— begin TASK INPUT —

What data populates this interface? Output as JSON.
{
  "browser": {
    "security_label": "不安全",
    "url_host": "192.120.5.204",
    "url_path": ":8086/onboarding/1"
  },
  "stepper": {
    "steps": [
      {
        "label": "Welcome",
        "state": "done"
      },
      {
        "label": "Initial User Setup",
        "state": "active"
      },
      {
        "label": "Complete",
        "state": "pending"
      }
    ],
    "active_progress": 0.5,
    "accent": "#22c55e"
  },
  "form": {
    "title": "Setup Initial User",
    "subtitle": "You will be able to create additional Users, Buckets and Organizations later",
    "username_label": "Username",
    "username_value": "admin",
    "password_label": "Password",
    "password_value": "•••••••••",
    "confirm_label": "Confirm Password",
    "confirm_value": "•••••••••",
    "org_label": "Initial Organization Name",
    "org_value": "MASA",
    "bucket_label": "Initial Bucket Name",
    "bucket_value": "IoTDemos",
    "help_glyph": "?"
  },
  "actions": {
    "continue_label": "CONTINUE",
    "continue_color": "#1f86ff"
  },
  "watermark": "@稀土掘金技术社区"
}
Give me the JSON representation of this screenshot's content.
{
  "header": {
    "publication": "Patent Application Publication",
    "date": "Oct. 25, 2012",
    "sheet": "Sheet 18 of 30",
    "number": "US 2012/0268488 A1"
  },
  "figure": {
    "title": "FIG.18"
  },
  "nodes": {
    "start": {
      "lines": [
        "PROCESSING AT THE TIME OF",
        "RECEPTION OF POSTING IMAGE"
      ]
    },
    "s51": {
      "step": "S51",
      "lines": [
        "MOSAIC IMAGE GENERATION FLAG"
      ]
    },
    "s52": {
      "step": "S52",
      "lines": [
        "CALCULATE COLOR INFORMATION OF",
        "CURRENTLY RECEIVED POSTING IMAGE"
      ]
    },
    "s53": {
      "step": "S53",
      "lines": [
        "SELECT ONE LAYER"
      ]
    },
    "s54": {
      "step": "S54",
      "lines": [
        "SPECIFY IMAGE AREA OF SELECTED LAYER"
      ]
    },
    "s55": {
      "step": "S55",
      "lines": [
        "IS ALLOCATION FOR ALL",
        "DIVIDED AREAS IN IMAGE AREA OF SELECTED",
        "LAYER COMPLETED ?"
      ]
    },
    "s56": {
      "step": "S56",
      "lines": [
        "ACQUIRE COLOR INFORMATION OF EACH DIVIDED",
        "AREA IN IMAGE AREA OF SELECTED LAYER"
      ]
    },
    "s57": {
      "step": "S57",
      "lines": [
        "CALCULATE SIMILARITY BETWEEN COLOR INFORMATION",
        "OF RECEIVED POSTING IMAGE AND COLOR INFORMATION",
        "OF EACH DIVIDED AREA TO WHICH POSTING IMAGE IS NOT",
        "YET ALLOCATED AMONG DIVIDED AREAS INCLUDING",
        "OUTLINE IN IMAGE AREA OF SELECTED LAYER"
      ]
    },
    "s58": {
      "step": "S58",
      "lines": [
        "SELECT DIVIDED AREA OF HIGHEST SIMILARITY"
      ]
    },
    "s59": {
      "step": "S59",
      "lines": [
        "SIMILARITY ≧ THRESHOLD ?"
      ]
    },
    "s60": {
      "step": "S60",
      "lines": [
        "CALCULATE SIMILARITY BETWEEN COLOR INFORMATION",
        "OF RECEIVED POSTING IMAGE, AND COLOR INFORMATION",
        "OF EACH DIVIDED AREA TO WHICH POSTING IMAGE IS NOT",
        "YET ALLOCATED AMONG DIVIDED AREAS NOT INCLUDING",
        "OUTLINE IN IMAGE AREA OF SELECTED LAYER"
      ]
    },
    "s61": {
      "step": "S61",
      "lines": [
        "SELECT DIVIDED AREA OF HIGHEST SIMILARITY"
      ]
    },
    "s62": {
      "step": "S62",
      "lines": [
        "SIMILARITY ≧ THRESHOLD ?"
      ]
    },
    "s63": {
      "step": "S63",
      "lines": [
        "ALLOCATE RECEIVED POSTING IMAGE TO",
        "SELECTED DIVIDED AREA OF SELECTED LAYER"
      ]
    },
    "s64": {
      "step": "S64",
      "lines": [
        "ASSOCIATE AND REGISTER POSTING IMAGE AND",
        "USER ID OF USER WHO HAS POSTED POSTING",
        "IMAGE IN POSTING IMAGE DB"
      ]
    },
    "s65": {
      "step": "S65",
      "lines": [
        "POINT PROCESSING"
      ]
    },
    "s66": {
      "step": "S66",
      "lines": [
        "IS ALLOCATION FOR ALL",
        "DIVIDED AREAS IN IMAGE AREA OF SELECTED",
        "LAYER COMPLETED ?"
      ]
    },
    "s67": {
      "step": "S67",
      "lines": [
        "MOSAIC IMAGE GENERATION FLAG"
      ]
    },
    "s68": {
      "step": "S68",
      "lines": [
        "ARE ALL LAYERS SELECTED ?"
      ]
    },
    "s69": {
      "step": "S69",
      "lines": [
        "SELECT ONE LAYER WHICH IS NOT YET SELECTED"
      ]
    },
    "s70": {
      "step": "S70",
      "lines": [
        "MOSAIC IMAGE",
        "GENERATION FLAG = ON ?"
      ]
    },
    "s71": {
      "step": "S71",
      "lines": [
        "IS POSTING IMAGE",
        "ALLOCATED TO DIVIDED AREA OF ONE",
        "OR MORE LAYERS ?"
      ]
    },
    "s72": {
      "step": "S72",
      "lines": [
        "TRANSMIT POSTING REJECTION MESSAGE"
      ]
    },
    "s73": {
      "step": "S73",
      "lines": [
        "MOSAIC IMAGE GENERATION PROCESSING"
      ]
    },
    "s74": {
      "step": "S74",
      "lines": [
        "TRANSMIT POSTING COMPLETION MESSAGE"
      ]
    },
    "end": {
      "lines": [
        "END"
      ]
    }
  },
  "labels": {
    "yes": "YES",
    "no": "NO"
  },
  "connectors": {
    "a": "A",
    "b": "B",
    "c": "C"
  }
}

— end TASK INPUT —

WHAT TO PRODUCE: Show each line in the entries that holds the string "state".

FULL SOLUTION:
        "state": "done"
        "state": "active"
        "state": "pending"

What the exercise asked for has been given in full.